• [YOUR TASK]:
Identify and copy all lines of the material where the string "prostoru" is found.

****************

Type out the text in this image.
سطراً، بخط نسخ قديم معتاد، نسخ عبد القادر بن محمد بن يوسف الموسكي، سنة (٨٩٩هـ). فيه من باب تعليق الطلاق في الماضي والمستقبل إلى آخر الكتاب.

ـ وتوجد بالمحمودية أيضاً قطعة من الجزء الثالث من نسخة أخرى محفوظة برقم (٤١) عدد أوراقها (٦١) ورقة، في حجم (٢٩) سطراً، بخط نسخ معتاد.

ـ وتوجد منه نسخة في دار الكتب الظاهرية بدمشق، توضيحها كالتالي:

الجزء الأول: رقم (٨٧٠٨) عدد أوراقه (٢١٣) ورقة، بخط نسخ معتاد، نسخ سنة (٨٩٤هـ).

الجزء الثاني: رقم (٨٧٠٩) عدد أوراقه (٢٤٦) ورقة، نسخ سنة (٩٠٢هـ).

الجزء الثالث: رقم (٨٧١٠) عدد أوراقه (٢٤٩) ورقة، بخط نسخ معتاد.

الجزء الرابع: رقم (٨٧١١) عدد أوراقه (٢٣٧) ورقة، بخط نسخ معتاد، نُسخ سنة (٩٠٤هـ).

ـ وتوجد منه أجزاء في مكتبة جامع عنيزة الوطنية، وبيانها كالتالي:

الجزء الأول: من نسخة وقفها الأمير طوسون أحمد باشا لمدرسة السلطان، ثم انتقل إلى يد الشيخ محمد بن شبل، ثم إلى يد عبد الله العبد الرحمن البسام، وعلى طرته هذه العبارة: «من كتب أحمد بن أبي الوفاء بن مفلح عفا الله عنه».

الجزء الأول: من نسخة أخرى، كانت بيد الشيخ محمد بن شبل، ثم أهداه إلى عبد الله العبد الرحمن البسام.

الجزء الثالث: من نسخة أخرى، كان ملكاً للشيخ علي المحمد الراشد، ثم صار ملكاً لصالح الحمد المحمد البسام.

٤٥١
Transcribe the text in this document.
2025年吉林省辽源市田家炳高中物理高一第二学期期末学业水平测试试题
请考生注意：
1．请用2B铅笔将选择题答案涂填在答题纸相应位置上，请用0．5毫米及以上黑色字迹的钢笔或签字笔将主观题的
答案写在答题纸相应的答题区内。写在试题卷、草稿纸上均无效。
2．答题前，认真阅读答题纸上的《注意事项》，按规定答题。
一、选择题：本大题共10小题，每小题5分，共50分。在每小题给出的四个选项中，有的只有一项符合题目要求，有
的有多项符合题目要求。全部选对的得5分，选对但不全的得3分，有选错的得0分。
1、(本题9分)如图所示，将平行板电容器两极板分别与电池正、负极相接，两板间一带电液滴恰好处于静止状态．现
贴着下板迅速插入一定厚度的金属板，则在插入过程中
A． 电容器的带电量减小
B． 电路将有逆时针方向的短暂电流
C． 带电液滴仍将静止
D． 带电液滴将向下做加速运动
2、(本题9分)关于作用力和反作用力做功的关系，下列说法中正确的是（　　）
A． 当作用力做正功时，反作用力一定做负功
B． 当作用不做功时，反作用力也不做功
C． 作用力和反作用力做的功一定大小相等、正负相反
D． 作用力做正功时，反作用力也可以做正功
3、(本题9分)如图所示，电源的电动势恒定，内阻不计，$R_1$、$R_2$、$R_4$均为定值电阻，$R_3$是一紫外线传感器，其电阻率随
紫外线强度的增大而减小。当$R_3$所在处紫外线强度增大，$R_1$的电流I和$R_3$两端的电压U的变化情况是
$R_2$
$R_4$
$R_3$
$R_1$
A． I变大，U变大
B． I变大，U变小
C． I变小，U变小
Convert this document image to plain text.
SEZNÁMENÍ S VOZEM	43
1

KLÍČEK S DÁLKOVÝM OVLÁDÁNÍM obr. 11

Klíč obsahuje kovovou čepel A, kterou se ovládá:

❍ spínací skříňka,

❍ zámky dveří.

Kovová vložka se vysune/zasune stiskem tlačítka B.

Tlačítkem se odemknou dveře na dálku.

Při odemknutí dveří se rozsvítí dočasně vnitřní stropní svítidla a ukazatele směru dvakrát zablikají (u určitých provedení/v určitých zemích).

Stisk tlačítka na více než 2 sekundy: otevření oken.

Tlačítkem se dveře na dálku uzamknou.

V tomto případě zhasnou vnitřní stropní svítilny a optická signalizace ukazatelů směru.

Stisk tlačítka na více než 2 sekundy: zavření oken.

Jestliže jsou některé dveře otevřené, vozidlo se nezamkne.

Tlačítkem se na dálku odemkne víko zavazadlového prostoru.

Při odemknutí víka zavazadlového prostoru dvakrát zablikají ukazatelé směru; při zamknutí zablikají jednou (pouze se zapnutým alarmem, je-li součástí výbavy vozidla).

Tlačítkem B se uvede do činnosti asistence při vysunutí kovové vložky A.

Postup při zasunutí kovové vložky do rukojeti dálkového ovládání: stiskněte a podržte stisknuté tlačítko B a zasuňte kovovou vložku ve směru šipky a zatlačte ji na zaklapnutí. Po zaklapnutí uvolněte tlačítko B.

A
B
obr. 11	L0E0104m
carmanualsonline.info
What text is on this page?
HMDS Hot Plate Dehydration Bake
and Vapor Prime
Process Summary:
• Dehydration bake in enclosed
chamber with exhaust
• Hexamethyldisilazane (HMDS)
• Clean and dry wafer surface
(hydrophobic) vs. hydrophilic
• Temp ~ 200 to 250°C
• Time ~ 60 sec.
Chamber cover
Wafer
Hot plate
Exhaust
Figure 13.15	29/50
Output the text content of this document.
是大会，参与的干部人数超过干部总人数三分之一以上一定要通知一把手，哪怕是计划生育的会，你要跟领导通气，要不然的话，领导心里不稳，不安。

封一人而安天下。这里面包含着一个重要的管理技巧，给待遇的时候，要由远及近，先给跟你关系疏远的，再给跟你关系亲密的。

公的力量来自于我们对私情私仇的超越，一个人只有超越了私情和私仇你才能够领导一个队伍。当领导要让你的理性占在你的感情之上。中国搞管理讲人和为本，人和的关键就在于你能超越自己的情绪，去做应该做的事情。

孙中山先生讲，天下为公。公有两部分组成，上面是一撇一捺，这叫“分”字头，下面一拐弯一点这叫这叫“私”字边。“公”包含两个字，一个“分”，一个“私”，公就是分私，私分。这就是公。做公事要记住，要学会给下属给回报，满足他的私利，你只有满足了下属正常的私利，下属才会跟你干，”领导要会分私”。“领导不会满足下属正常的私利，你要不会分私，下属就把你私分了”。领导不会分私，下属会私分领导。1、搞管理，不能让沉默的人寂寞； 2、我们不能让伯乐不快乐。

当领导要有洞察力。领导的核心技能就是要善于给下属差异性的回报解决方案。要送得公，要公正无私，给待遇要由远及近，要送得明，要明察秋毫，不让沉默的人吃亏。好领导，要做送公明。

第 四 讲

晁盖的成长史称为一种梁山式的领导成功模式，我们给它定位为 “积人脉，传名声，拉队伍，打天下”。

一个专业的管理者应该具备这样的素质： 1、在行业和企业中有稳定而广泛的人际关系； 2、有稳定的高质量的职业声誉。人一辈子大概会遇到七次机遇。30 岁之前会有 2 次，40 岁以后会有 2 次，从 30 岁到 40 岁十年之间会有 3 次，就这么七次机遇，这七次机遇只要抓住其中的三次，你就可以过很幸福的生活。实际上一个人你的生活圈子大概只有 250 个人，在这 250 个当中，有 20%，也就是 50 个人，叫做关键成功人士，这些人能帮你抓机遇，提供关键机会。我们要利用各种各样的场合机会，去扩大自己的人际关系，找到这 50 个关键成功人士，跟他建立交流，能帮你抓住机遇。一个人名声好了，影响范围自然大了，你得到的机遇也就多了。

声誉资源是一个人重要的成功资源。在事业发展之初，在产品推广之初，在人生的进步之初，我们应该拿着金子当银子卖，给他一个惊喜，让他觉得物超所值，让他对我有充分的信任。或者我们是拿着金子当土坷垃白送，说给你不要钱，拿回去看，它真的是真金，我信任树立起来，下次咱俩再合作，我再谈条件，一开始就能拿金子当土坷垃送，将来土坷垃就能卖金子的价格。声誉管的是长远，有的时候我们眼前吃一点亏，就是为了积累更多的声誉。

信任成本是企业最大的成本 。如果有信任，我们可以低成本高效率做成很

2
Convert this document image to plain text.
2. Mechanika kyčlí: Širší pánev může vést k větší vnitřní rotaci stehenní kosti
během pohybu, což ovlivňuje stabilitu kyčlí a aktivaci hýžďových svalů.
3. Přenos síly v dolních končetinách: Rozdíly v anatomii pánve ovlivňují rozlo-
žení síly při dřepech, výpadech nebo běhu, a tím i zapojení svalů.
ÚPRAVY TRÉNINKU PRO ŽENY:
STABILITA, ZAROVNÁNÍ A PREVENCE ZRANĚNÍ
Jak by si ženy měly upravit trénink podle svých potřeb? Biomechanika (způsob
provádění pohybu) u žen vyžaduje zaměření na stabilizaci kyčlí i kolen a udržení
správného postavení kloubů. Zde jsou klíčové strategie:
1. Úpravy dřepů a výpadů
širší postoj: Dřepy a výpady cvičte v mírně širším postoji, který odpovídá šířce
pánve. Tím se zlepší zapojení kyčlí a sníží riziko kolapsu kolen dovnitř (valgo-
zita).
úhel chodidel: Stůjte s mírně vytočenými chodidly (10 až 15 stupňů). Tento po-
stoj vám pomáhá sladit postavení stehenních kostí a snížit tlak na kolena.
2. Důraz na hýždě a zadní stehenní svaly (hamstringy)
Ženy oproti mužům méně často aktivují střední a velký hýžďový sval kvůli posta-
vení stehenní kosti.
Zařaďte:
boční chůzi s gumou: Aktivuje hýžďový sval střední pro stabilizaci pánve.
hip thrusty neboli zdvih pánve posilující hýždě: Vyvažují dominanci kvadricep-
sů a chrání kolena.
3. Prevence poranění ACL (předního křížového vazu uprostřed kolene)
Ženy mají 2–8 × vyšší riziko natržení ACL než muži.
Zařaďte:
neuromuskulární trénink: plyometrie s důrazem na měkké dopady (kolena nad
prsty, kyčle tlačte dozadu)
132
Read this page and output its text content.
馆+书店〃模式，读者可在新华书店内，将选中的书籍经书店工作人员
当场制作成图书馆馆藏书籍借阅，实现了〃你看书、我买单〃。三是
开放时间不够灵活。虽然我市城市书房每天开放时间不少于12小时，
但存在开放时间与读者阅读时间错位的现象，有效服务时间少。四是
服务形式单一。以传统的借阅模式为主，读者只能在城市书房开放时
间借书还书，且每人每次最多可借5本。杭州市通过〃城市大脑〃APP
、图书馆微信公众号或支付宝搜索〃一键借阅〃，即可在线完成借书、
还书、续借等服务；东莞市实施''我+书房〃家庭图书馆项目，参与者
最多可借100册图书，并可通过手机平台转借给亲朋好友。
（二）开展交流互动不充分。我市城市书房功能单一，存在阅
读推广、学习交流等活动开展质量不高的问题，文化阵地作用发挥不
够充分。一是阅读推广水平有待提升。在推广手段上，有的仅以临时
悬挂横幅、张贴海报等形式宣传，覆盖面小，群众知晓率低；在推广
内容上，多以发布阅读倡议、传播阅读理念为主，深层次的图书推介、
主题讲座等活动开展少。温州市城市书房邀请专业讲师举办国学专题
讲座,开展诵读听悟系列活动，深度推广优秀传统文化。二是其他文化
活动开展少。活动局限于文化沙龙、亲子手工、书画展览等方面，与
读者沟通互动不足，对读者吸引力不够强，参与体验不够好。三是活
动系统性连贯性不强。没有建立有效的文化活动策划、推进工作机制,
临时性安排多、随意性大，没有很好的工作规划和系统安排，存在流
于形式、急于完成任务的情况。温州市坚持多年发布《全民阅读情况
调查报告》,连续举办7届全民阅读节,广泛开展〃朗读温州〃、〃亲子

****************

• [ANSWER FOR THIS EXERCISE]:
Tlačítkem se na dálku odemkne víko zavazadlového prostoru.
Při odemknutí víka zavazadlového prostoru dvakrát zablikají ukazatelé směru; při zamknutí zablikají jednou (pouze se zapnutým alarmem, je-li součástí výbavy vozidla).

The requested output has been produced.